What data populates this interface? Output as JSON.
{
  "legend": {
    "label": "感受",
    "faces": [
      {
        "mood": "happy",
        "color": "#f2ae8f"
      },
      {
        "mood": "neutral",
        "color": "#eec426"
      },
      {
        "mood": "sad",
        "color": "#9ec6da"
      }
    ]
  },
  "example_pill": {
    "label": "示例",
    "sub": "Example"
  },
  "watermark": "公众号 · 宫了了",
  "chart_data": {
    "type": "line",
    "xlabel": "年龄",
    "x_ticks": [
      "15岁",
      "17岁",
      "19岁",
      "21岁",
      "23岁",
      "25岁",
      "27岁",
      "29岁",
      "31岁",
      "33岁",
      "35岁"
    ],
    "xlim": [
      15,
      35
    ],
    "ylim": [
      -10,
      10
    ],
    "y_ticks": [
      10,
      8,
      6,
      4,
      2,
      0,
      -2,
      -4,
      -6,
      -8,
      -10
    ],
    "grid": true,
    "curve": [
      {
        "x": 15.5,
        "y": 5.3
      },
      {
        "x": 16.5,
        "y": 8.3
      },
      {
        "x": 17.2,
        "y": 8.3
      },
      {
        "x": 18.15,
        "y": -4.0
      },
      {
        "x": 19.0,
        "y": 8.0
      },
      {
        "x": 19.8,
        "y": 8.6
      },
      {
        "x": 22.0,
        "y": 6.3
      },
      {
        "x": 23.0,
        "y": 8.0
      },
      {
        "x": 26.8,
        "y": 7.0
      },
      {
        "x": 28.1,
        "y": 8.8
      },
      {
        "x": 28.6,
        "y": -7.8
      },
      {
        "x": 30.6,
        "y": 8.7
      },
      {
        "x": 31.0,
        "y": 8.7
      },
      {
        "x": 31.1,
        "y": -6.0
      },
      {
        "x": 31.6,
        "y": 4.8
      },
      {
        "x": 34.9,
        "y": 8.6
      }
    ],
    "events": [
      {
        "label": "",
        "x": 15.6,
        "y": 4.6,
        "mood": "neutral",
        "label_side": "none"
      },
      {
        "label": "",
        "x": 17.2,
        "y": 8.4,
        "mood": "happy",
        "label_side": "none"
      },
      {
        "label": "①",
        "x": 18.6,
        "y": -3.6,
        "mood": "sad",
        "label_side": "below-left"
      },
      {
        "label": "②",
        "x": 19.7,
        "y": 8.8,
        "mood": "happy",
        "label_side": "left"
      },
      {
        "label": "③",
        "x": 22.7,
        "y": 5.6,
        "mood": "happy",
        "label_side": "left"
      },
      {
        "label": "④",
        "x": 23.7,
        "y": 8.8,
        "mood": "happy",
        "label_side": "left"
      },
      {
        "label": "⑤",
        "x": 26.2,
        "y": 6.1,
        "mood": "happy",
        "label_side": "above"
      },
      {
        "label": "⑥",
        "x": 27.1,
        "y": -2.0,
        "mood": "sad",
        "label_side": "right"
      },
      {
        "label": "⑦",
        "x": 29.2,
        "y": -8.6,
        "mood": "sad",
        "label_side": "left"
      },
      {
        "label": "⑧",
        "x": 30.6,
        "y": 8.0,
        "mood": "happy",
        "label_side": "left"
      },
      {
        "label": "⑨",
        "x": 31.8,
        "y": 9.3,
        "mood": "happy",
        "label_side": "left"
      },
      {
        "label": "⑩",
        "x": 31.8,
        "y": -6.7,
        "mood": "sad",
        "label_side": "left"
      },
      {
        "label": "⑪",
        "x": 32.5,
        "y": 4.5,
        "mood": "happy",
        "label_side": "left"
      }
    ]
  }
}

────────

Restate every record exactly, leaving nothing out.

What data populates this interface? Output as JSON.
{
  "legend": {
    "label": "感受",
    "faces": [
      {
        "mood": "happy",
        "color": "#f2ae8f"
      },
      {
        "mood": "neutral",
        "color": "#eec426"
      },
      {
        "mood": "sad",
        "color": "#9ec6da"
      }
    ]
  },
  "example_pill": {
    "label": "示例",
    "sub": "Example"
  },
  "watermark": "公众号 · 宫了了",
  "chart_data": {
    "type": "line",
    "xlabel": "年龄",
    "x_ticks": [
      "15岁",
      "17岁",
      "19岁",
      "21岁",
      "23岁",
      "25岁",
      "27岁",
      "29岁",
      "31岁",
      "33岁",
      "35岁"
    ],
    "xlim": [
      15,
      35
    ],
    "ylim": [
      -10,
      10
    ],
    "y_ticks": [
      10,
      8,
      6,
      4,
      2,
      0,
      -2,
      -4,
      -6,
      -8,
      -10
    ],
    "grid": true,
    "curve": [
      {
        "x": 15.5,
        "y": 5.3
      },
      {
        "x": 16.5,
        "y": 8.3
      },
      {
        "x": 17.2,
        "y": 8.3
      },
      {
        "x": 18.15,
        "y": -4.0
      },
      {
        "x": 19.0,
        "y": 8.0
      },
      {
        "x": 19.8,
        "y": 8.6
      },
      {
        "x": 22.0,
        "y": 6.3
      },
      {
        "x": 23.0,
        "y": 8.0
      },
      {
        "x": 26.8,
        "y": 7.0
      },
      {
        "x": 28.1,
        "y": 8.8
      },
      {
        "x": 28.6,
        "y": -7.8
      },
      {
        "x": 30.6,
        "y": 8.7
      },
      {
        "x": 31.0,
        "y": 8.7
      },
      {
        "x": 31.1,
        "y": -6.0
      },
      {
        "x": 31.6,
        "y": 4.8
      },
      {
        "x": 34.9,
        "y": 8.6
      }
    ],
    "events": [
      {
        "label": "",
        "x": 15.6,
        "y": 4.6,
        "mood": "neutral",
        "label_side": "none"
      },
      {
        "label": "",
        "x": 17.2,
        "y": 8.4,
        "mood": "happy",
        "label_side": "none"
      },
      {
        "label": "①",
        "x": 18.6,
        "y": -3.6,
        "mood": "sad",
        "label_side": "below-left"
      },
      {
        "label": "②",
        "x": 19.7,
        "y": 8.8,
        "mood": "happy",
        "label_side": "left"
      },
      {
        "label": "③",
        "x": 22.7,
        "y": 5.6,
        "mood": "happy",
        "label_side": "left"
      },
      {
        "label": "④",
        "x": 23.7,
        "y": 8.8,
        "mood": "happy",
        "label_side": "left"
      },
      {
        "label": "⑤",
        "x": 26.2,
        "y": 6.1,
        "mood": "happy",
        "label_side": "above"
      },
      {
        "label": "⑥",
        "x": 27.1,
        "y": -2.0,
        "mood": "sad",
        "label_side": "right"
      },
      {
        "label": "⑦",
        "x": 29.2,
        "y": -8.6,
        "mood": "sad",
        "label_side": "left"
      },
      {
        "label": "⑧",
        "x": 30.6,
        "y": 8.0,
        "mood": "happy",
        "label_side": "left"
      },
      {
        "label": "⑨",
        "x": 31.8,
        "y": 9.3,
        "mood": "happy",
        "label_side": "left"
      },
      {
        "label": "⑩",
        "x": 31.8,
        "y": -6.7,
        "mood": "sad",
        "label_side": "left"
      },
      {
        "label": "⑪",
        "x": 32.5,
        "y": 4.5,
        "mood": "happy",
        "label_side": "left"
      }
    ]
  }
}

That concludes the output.